_GIVEN TEXT_
================================
From The Nation, Laura Flanders has a piece on what happened to all those long-term unemployed people who have given up – with a flattering quote from yours truly (the quote is further along, to give you an incentive to read the whole thing
).
Look around, it’s much more likely that the officially “unemployed” are busy, doing their best to make ends meet in whatever ways they can. Sex work, drugs and crime spring to mind, but the underground or “shadow” economy includes all sorts of off-the-books toil. From baby-sitting, bartering, mending, kitchen-garden farming and selling goods in a yard sale, all sorts of people—from the tamale seller on your corner, to the dancer who teachers yoga—are all contributing to the underground economy along with the “employed” who pay them for their wares.
The “underground” is always with us. For better and often for worse, it’s how marginalized populations tend to survive—often not very well. (Think of the old, the young, the formerly incarcerated or foreign.) In recessions—surprise, surprise—“irregular” employment grows. Consider recent stories from Greece about wageless public “workers” swapping skills and trading food for teaching.
================================
_RECORD EXCERPTS_
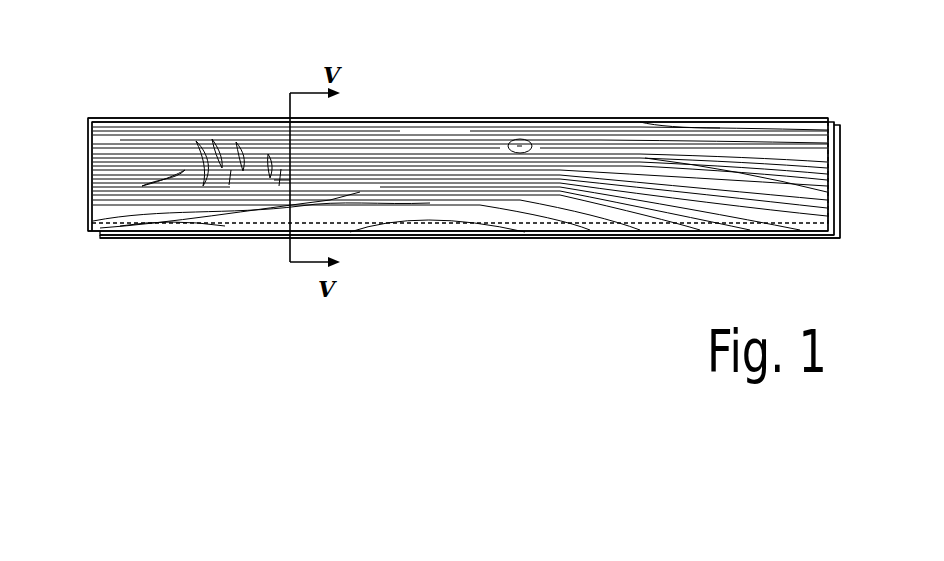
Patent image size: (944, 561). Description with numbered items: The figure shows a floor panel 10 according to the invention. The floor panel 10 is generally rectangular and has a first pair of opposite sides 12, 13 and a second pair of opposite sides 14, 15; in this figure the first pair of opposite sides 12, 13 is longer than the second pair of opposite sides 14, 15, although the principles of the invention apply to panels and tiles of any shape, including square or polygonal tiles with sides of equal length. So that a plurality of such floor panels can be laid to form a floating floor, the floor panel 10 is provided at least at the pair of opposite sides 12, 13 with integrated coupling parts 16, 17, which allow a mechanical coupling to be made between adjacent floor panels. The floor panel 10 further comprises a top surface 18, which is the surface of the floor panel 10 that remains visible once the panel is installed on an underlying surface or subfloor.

The floor panel 10 is at (178, 250).
The first side of first pair of opposite sides 12 is at (428, 113).
The second side of first pair of opposite sides 13 is at (421, 246).
The first side of second pair of opposite sides 14 is at (80, 225).
The second side of second pair of opposite sides 15 is at (849, 234).
The coupling part 16 is at (618, 118).
The coupling part 17 is at (557, 237).
The top surface 18 is at (738, 163).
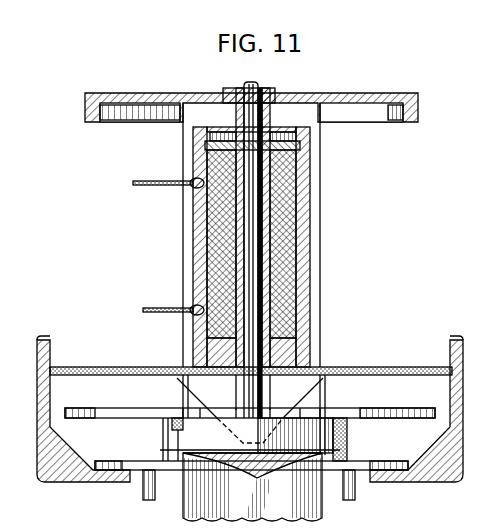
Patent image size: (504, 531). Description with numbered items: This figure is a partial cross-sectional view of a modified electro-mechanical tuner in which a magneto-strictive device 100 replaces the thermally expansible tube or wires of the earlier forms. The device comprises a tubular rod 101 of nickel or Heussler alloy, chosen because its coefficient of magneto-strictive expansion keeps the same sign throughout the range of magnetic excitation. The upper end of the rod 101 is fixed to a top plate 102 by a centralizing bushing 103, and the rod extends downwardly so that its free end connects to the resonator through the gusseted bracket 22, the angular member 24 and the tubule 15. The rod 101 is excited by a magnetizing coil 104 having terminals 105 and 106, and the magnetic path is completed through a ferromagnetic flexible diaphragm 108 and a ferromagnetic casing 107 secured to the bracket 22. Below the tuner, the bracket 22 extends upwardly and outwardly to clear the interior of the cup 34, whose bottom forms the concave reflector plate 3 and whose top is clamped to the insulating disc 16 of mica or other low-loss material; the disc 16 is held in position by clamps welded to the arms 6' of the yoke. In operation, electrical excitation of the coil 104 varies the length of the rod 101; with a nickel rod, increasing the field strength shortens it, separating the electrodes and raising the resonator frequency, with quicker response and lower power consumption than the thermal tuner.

The tubular rod 101 is at (254, 83).
The top plate 102 is at (366, 95).
The centralizing bushing 103 is at (231, 92).
The magnetizing coil 104 is at (288, 222).
The terminal 105 is at (162, 189).
The terminal 106 is at (174, 307).
The ferromagnetic casing 107 is at (208, 242).
The ferromagnetic flexible diaphragm 108 is at (288, 146).
The magneto-strictive device 100 is at (317, 247).
The concave reflector plate 3 is at (303, 307).
The arms 6' is at (263, 356).
The gusseted bracket 22 is at (388, 369).
The angular member 24 is at (461, 400).
The insulating disc 16 is at (152, 409).
The cup 34 is at (178, 445).
The tubule 15 is at (395, 463).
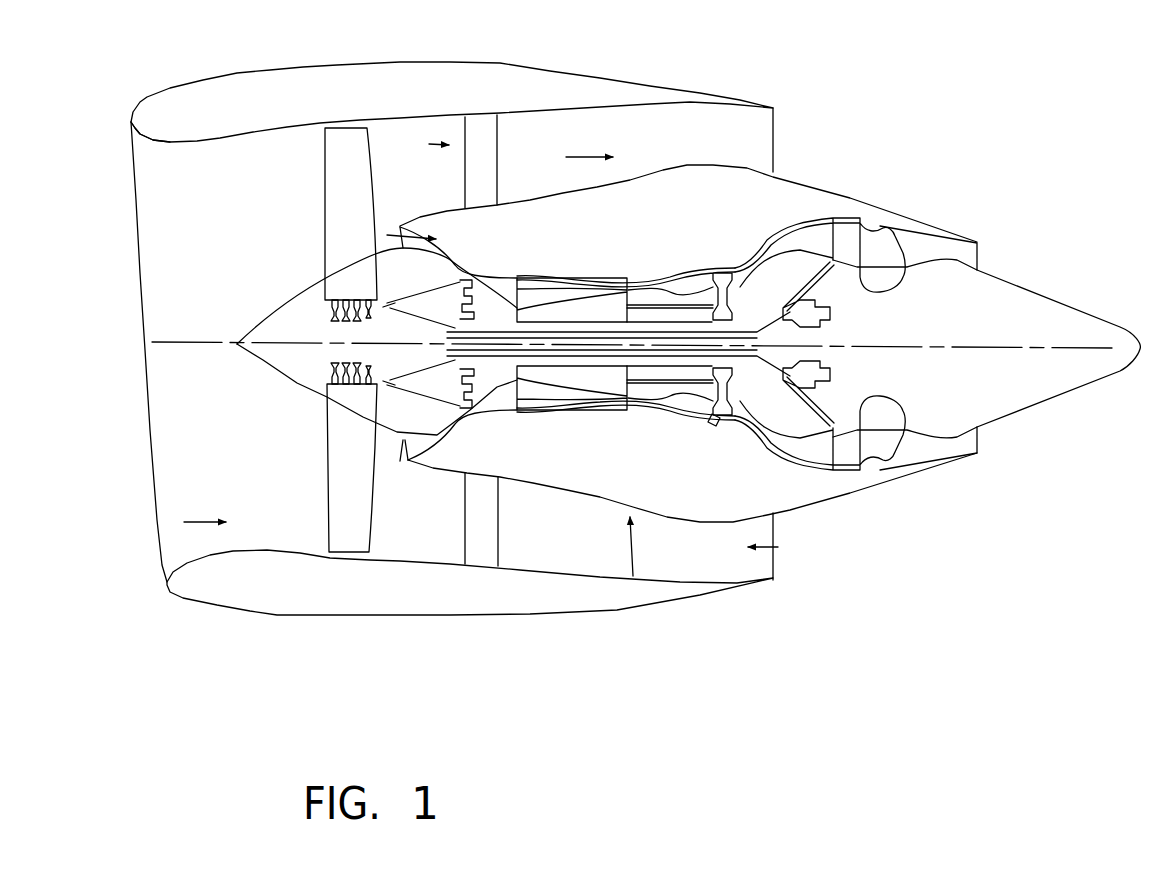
================================
_DIRECTIVES_
1. Arrange the listing as a numbered list, from its first line through the line containing "The top surface 18 is at (738, 163).", leaving out the pictures and any blank lines.
2. Pick up the article on the underground economy after its final sentence and continue writing it.

_TASK RESULTS_
1.
1. Patent image size: (944, 561). Description with numbered items: The figure shows a floor panel 10 according to the invention. The floor panel 10 is generally rectangular and has a first pair of opposite sides 12, 13 and a second pair of opposite sides 14, 15; in this figure the first pair of opposite sides 12, 13 is longer than the second pair of opposite sides 14, 15, although the principles of the invention apply to panels and tiles of any shape, including square or polygonal tiles with sides of equal length. So that a plurality of such floor panels can be laid to form a floating floor, the floor panel 10 is provided at least at the pair of opposite sides 12, 13 with integrated coupling parts 16, 17, which allow a mechanical coupling to be made between adjacent floor panels. The floor panel 10 further comprises a top surface 18, which is the surface of the floor panel 10 that remains visible once the panel is installed on an underlying surface or subfloor.
2. The floor panel 10 is at (178, 250).
3. The first side of first pair of opposite sides 12 is at (428, 113).
4. The second side of first pair of opposite sides 13 is at (421, 246).
5. The first side of second pair of opposite sides 14 is at (80, 225).
6. The second side of second pair of opposite sides 15 is at (849, 234).
7. The coupling part 16 is at (618, 118).
8. The coupling part 17 is at (557, 237).
9. The top surface 18 is at (738, 163).

2.
The story includes the fascinating observation that we’re seeing as much off-books, informal economy activity as during WWII under rationing. While this is bad for the IRS, and often tough for the folks living in the informal economy, one of my main premises is that because the informal economy is both larger and more robust (ie, much more likely to survive in a crisis situation), it is foolish for Americans to put all their eggs in the formal economy basket. We need to strengthen and diversify the informal economy in the US (the US has one of the largest informal economies in the world, but one of the smallest as a portion of total economic activity).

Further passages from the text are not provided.